** Given task **
Find the word "Triple" in the material below and gather every line that contains it.

## BEGIN Input rows

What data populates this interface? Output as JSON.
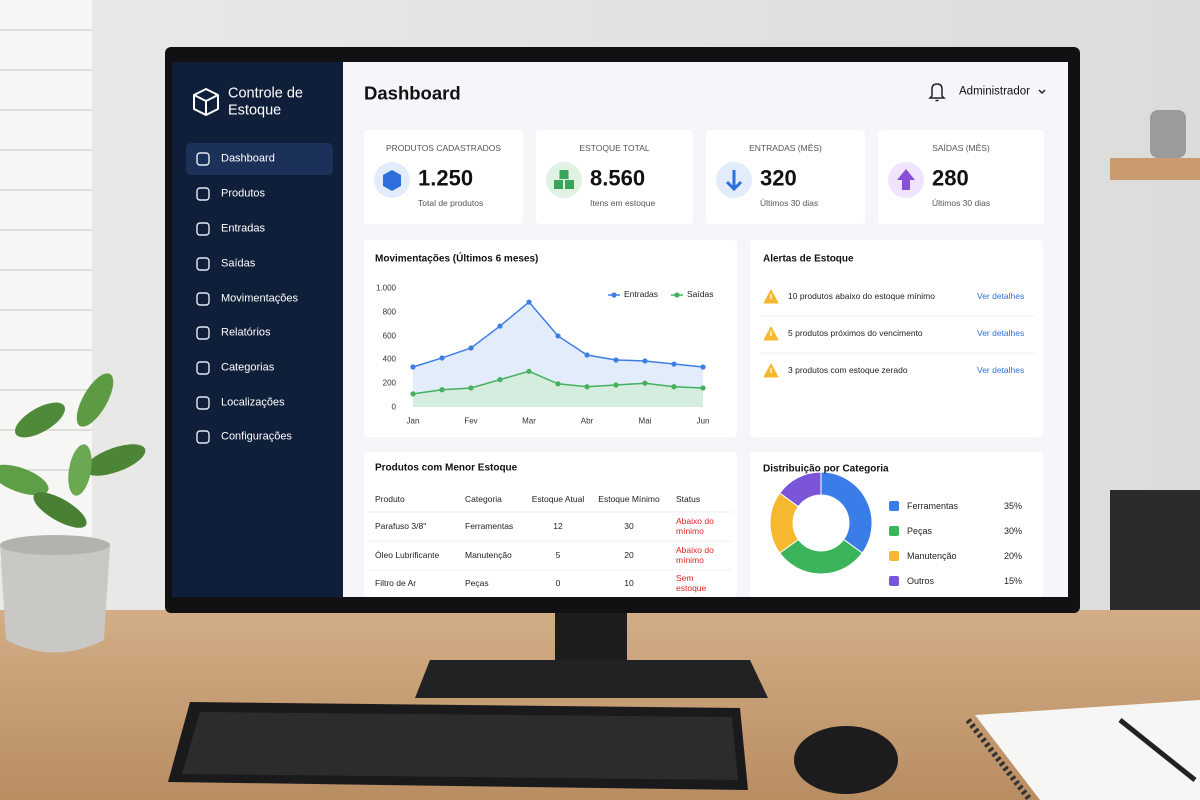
{
  "sidebar": {
    "title": "Controle de Estoque",
    "nav": [
      "Dashboard",
      "Produtos",
      "Entradas",
      "Saídas",
      "Movimentações",
      "Relatórios",
      "Categorias",
      "Localizações",
      "Configurações"
    ]
  },
  "header": {
    "title": "Dashboard",
    "user": "Administrador"
  },
  "cards": [
    {
      "label": "PRODUTOS CADASTRADOS",
      "value": "1.250",
      "sub": "Total de produtos"
    },
    {
      "label": "ESTOQUE TOTAL",
      "value": "8.560",
      "sub": "Itens em estoque"
    },
    {
      "label": "ENTRADAS (MÊS)",
      "value": "320",
      "sub": "Últimos 30 dias"
    },
    {
      "label": "SAÍDAS (MÊS)",
      "value": "280",
      "sub": "Últimos 30 dias"
    }
  ],
  "chart_data": [
    {
      "type": "line",
      "title": "Movimentações (Últimos 6 meses)",
      "categories": [
        "Jan",
        null,
        "Fev",
        null,
        "Mar",
        null,
        "Abr",
        null,
        "Mai",
        null,
        "Jun"
      ],
      "series": [
        {
          "name": "Entradas",
          "color": "#3d7ee6",
          "fill": "#d9e5fa",
          "values": [
            336,
            412,
            496,
            680,
            882,
            597,
            437,
            395,
            387,
            361,
            336
          ]
        },
        {
          "name": "Saídas",
          "color": "#45b05d",
          "fill": "#cfeed6",
          "values": [
            110,
            145,
            160,
            230,
            300,
            195,
            170,
            185,
            200,
            170,
            160
          ]
        }
      ],
      "ylim": [
        0,
        1000
      ],
      "yticks": [
        0,
        200,
        400,
        600,
        800,
        {
          "value": 1000,
          "label": "1.000"
        }
      ],
      "grid": false,
      "legend": "top-right"
    },
    {
      "type": "pie",
      "title": "Distribuição por Categoria",
      "categories": [
        "Ferramentas",
        "Peças",
        "Manutenção",
        "Outros"
      ],
      "values": [
        35,
        30,
        20,
        15
      ],
      "value_labels": [
        "35%",
        "30%",
        "20%",
        "15%"
      ],
      "colors": [
        "#3b7de8",
        "#3cb55a",
        "#f5b82e",
        "#7b55d8"
      ],
      "donut": true
    }
  ],
  "alerts": {
    "title": "Alertas de Estoque",
    "items": [
      {
        "text": "10 produtos abaixo do estoque mínimo",
        "link": "Ver detalhes"
      },
      {
        "text": "5 produtos próximos do vencimento",
        "link": "Ver detalhes"
      },
      {
        "text": "3 produtos com estoque zerado",
        "link": "Ver detalhes"
      }
    ]
  },
  "table": {
    "title": "Produtos com Menor Estoque",
    "headers": [
      "Produto",
      "Categoria",
      "Estoque Atual",
      "Estoque Mínimo",
      "Status"
    ],
    "rows": [
      [
        "Parafuso 3/8\"",
        "Ferramentas",
        12,
        30,
        "Abaixo do mínimo"
      ],
      [
        "Óleo Lubrificante",
        "Manutenção",
        5,
        20,
        "Abaixo do mínimo"
      ],
      [
        "Filtro de Ar",
        "Peças",
        0,
        10,
        "Sem estoque"
      ]
    ]
  }
}
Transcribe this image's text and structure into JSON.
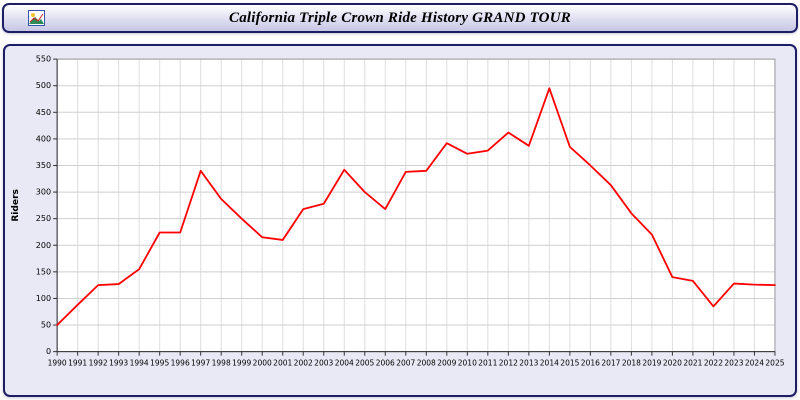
{
  "header": {
    "title": "California Triple Crown Ride History GRAND TOUR"
  },
  "colors": {
    "panel_border": "#1e1e64",
    "panel_bg": "#e9e9f6",
    "plot_bg": "#ffffff",
    "grid_h": "#cfcfcf",
    "grid_v": "#dedede",
    "axis": "#333333",
    "line": "#ff0000"
  },
  "chart_data": {
    "type": "line",
    "title": "California Triple Crown Ride History GRAND TOUR",
    "xlabel": "",
    "ylabel": "Riders",
    "ylim": [
      0,
      550
    ],
    "ytick_step": 50,
    "grid": true,
    "legend_position": "none",
    "x": [
      1990,
      1991,
      1992,
      1993,
      1994,
      1995,
      1996,
      1997,
      1998,
      1999,
      2000,
      2001,
      2002,
      2003,
      2004,
      2005,
      2006,
      2007,
      2008,
      2009,
      2010,
      2011,
      2012,
      2013,
      2014,
      2015,
      2016,
      2017,
      2018,
      2019,
      2020,
      2021,
      2022,
      2023,
      2024,
      2025
    ],
    "series": [
      {
        "name": "Riders",
        "color": "#ff0000",
        "values": [
          50,
          88,
          125,
          127,
          155,
          224,
          224,
          340,
          287,
          250,
          215,
          210,
          268,
          278,
          342,
          300,
          268,
          338,
          340,
          392,
          372,
          378,
          412,
          387,
          495,
          385,
          350,
          313,
          260,
          220,
          140,
          133,
          85,
          128,
          126,
          125
        ]
      }
    ]
  }
}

## END Input rows

** Output for this exercise **
    "title": "California Triple Crown Ride History GRAND TOUR"
    "title": "California Triple Crown Ride History GRAND TOUR",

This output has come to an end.